Source data
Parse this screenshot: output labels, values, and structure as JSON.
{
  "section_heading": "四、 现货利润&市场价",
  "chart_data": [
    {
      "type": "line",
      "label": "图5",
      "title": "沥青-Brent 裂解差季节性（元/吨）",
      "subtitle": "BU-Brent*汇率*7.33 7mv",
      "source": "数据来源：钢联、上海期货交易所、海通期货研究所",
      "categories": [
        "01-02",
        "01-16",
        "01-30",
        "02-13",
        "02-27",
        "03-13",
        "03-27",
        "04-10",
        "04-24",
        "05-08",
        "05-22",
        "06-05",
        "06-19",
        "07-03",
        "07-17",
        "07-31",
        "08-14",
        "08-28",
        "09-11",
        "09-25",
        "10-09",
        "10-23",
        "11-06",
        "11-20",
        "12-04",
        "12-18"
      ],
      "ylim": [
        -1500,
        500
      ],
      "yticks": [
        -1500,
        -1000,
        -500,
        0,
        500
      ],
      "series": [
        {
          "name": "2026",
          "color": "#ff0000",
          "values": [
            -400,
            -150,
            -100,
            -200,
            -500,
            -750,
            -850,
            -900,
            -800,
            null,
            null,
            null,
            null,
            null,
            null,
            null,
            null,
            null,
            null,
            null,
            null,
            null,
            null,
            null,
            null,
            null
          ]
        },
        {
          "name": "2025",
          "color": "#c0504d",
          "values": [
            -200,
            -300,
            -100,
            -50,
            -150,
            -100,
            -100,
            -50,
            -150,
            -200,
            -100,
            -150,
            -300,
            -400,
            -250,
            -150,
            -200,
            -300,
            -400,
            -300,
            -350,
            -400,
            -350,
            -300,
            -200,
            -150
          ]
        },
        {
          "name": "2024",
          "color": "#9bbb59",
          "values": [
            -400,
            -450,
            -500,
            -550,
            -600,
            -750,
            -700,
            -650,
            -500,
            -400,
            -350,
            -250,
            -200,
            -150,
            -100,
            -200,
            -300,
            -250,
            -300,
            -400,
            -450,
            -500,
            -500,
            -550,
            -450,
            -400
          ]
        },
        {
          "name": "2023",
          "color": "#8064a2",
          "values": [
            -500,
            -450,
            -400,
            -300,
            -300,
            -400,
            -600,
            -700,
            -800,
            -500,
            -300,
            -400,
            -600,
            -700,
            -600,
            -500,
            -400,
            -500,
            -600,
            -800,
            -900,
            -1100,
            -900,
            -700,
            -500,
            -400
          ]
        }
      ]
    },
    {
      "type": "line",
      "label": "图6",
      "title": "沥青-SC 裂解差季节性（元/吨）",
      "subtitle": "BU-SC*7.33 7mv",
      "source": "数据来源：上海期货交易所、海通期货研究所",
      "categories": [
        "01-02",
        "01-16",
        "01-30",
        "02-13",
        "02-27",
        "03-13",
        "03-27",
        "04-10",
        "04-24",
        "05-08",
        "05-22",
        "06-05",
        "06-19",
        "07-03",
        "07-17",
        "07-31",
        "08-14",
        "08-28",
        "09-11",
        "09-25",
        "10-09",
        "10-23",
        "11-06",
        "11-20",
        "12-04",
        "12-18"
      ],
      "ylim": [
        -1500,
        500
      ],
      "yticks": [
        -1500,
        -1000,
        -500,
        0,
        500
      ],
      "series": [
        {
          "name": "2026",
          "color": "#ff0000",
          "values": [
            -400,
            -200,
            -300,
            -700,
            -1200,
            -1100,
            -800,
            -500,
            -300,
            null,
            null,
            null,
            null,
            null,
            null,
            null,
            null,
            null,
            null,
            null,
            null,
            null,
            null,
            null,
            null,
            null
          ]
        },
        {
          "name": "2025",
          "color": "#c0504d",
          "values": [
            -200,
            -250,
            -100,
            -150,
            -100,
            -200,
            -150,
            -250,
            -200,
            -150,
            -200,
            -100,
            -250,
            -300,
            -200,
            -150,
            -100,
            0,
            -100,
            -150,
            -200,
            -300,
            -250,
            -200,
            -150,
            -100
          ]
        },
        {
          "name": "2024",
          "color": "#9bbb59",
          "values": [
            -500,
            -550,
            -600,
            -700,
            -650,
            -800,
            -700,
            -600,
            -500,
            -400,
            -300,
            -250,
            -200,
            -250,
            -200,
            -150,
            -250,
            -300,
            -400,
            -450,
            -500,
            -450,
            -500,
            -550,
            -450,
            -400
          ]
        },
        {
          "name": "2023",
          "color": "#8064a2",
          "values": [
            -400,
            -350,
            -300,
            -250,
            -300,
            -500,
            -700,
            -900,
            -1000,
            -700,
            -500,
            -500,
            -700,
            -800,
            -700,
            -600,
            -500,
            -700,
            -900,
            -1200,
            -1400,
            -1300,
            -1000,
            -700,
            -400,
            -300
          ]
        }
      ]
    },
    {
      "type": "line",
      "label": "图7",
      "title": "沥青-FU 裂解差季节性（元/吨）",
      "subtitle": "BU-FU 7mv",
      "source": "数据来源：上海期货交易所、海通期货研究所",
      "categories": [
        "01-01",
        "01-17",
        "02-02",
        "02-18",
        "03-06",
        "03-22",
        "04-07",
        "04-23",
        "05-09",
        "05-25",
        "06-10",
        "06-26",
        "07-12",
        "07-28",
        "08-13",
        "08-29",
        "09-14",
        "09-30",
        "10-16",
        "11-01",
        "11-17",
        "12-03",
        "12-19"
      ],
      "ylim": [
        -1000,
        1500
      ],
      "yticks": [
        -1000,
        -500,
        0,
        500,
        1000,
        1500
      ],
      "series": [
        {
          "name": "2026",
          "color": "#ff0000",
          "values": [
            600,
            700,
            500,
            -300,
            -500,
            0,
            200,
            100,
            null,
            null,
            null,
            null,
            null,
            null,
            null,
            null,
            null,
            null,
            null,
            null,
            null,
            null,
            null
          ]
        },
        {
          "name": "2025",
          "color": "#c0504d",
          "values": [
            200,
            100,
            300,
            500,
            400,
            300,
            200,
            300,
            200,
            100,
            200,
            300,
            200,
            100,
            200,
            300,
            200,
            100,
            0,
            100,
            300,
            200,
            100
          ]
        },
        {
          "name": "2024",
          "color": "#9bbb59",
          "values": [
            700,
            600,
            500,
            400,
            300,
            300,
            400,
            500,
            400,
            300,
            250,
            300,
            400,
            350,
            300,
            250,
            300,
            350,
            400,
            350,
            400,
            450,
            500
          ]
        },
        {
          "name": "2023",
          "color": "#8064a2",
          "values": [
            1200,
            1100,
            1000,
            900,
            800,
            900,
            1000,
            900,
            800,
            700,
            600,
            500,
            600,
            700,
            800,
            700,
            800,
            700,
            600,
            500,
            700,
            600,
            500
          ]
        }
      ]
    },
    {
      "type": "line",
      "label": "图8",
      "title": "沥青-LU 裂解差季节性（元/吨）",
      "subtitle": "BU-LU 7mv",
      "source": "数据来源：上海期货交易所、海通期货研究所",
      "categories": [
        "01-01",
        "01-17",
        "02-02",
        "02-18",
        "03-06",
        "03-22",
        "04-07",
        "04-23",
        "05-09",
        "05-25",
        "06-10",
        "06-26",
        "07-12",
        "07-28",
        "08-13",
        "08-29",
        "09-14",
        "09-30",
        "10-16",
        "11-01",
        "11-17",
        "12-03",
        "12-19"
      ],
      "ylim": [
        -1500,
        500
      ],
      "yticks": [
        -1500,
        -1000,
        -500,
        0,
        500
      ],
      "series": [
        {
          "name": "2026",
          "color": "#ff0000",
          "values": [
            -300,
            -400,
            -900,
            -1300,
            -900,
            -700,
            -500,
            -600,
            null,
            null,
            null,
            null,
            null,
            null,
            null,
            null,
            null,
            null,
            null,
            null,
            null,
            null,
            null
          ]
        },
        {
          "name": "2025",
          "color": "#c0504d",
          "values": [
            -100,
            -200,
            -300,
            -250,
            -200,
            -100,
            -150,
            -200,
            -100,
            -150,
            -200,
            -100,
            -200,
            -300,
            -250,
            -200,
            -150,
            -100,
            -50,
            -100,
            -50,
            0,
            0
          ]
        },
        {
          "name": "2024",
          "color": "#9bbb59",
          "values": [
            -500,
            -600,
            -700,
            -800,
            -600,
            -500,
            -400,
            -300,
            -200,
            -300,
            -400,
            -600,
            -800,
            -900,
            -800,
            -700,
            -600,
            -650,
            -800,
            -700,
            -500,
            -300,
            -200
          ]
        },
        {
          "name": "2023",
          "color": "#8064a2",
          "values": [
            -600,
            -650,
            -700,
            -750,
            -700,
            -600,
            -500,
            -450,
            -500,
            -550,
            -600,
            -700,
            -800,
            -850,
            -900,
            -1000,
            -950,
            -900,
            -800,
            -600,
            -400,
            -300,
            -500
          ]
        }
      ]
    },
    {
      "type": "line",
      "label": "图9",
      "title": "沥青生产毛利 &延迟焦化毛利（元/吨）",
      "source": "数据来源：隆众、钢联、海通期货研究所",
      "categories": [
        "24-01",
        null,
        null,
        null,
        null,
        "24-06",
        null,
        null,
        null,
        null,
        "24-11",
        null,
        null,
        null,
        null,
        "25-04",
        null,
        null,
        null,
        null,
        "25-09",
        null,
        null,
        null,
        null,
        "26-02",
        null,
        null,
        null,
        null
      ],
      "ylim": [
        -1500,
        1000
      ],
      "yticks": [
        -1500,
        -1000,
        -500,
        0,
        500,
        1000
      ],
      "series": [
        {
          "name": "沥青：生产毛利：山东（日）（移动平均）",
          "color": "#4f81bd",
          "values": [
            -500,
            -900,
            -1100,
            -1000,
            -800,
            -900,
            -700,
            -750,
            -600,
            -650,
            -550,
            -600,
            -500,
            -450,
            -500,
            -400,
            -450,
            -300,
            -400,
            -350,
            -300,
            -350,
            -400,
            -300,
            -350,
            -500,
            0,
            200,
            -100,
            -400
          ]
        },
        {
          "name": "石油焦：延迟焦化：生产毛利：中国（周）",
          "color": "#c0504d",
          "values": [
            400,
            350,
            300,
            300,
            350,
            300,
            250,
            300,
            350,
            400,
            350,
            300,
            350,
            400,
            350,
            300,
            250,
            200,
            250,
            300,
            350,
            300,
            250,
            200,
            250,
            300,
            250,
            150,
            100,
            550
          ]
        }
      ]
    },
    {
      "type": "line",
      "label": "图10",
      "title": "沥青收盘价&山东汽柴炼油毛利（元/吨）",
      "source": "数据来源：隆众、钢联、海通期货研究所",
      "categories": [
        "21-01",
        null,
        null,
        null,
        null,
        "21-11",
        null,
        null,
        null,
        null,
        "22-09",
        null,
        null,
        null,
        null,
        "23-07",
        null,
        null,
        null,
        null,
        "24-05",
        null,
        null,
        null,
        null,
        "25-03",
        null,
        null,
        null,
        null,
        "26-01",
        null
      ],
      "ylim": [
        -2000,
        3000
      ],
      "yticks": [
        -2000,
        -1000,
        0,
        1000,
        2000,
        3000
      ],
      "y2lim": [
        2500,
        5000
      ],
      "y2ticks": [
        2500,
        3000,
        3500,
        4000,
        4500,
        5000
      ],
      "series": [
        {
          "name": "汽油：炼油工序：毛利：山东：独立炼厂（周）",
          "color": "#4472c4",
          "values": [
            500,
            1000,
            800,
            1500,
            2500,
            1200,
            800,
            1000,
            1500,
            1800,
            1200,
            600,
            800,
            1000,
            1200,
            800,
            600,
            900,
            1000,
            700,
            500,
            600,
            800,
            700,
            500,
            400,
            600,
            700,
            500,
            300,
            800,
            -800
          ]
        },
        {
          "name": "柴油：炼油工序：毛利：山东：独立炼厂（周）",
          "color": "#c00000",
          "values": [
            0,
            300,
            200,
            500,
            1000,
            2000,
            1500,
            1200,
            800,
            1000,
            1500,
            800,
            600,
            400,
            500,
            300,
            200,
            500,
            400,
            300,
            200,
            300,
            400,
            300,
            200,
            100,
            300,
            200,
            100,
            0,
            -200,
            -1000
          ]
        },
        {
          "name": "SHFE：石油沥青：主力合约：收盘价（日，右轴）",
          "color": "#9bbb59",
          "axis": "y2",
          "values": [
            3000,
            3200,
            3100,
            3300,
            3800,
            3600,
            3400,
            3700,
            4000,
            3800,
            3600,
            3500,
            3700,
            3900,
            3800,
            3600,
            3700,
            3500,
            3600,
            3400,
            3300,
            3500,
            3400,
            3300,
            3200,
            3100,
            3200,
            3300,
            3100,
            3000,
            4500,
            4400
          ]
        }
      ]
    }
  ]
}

What you will do
Pull out each line of the entries that contains "subtitle".

Written solution
      "subtitle": "BU-Brent*汇率*7.33 7mv",
      "subtitle": "BU-SC*7.33 7mv",
      "subtitle": "BU-FU 7mv",
      "subtitle": "BU-LU 7mv",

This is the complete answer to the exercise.